-- STATED GOAL --
Go through the material and pull out every line with the string "sampling" in it.

— Start EXCERPTED RECORDS —

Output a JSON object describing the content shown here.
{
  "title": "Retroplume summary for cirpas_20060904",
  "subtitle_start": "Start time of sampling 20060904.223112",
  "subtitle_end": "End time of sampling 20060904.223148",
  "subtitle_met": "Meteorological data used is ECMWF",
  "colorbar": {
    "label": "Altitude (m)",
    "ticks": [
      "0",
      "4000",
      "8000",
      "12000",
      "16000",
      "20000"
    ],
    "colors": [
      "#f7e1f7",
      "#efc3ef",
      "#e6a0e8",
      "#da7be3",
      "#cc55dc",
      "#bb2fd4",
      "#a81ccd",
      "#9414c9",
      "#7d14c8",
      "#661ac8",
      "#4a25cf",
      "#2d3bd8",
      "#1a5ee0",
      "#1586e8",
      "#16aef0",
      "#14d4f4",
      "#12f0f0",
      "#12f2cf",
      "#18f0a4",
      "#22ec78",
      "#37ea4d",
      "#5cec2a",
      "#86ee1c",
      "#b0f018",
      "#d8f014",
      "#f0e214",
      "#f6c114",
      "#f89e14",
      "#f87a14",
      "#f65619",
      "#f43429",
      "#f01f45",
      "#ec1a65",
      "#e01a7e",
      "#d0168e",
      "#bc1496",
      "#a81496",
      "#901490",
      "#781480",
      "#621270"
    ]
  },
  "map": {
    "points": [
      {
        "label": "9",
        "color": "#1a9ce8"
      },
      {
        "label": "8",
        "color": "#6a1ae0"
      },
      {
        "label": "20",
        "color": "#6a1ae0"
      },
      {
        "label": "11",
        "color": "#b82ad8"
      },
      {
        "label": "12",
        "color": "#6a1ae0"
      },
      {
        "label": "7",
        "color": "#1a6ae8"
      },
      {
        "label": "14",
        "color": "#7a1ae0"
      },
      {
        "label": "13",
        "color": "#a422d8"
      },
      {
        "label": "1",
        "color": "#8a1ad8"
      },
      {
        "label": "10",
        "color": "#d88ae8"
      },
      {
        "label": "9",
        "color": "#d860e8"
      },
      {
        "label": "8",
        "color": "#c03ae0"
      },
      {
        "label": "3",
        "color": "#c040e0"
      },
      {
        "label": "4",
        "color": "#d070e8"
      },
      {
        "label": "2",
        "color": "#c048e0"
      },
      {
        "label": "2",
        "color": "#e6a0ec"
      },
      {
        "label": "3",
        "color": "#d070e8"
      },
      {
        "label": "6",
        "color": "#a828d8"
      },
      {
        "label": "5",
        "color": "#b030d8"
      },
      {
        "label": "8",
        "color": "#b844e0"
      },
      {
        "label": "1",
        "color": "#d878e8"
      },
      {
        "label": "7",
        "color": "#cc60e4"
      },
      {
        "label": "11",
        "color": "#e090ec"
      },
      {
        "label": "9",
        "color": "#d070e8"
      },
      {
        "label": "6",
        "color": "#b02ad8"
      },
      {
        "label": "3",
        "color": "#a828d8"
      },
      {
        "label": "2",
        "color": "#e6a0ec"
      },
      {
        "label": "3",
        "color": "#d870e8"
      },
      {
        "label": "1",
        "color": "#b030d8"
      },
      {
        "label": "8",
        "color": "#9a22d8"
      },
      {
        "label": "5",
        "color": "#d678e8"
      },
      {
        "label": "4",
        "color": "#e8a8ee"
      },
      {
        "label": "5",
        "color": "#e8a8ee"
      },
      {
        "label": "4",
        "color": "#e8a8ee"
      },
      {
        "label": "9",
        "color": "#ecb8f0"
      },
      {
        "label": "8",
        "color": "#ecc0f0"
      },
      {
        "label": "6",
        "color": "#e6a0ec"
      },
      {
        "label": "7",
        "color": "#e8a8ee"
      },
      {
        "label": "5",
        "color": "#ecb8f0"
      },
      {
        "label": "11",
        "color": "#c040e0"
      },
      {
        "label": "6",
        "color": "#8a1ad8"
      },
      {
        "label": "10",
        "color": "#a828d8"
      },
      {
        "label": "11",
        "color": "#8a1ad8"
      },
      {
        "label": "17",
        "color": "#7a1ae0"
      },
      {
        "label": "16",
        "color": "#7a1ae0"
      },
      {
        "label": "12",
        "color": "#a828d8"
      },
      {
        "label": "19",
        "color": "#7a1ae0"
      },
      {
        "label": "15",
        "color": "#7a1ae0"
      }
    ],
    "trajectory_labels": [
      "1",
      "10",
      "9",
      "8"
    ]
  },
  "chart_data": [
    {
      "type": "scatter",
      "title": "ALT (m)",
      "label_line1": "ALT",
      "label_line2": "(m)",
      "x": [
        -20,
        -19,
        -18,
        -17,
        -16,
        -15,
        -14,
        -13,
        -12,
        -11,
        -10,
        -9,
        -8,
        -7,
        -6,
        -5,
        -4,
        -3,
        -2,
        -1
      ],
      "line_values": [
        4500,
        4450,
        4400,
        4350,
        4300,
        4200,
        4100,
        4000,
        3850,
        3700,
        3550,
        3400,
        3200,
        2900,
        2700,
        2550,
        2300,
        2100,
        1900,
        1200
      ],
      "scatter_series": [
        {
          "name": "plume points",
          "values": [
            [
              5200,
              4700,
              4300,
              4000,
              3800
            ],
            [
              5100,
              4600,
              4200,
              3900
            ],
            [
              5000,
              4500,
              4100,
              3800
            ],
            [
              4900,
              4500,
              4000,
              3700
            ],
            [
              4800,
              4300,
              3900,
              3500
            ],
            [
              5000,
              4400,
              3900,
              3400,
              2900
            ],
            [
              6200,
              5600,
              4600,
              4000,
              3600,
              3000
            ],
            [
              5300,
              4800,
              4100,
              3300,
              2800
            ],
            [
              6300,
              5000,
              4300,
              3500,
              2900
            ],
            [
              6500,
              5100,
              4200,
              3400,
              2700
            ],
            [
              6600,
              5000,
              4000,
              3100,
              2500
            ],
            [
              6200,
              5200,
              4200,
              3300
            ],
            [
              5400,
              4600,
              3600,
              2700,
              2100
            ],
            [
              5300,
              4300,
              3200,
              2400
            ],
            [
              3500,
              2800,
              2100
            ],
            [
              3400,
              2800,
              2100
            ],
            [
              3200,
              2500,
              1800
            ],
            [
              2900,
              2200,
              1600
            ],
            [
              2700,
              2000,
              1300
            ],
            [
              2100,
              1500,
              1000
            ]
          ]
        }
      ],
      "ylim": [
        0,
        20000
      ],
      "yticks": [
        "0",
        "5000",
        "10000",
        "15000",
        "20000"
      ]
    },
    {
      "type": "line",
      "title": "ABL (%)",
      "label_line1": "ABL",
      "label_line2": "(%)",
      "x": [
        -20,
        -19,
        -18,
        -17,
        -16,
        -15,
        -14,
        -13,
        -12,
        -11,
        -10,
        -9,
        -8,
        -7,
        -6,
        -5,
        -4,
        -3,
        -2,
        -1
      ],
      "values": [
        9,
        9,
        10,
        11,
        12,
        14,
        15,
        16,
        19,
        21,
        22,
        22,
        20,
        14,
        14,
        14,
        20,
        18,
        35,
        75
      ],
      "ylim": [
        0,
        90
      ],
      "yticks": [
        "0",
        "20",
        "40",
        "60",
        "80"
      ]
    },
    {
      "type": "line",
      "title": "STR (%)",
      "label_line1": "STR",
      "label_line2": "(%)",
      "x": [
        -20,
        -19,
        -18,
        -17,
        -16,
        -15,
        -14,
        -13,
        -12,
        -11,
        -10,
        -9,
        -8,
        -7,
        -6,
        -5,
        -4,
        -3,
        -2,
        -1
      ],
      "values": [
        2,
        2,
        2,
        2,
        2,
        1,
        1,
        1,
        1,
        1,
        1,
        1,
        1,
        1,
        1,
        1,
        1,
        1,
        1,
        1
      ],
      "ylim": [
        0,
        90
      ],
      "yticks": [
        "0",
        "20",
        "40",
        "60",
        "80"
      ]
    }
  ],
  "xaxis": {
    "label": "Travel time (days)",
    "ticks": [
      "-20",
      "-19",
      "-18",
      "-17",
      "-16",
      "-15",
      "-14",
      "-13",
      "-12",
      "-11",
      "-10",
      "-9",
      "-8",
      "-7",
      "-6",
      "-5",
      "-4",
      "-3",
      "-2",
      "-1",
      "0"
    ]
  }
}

— End EXCERPTED RECORDS —

-- TASK RESULT --
  "subtitle_start": "Start time of sampling 20060904.223112",
  "subtitle_end": "End time of sampling 20060904.223148",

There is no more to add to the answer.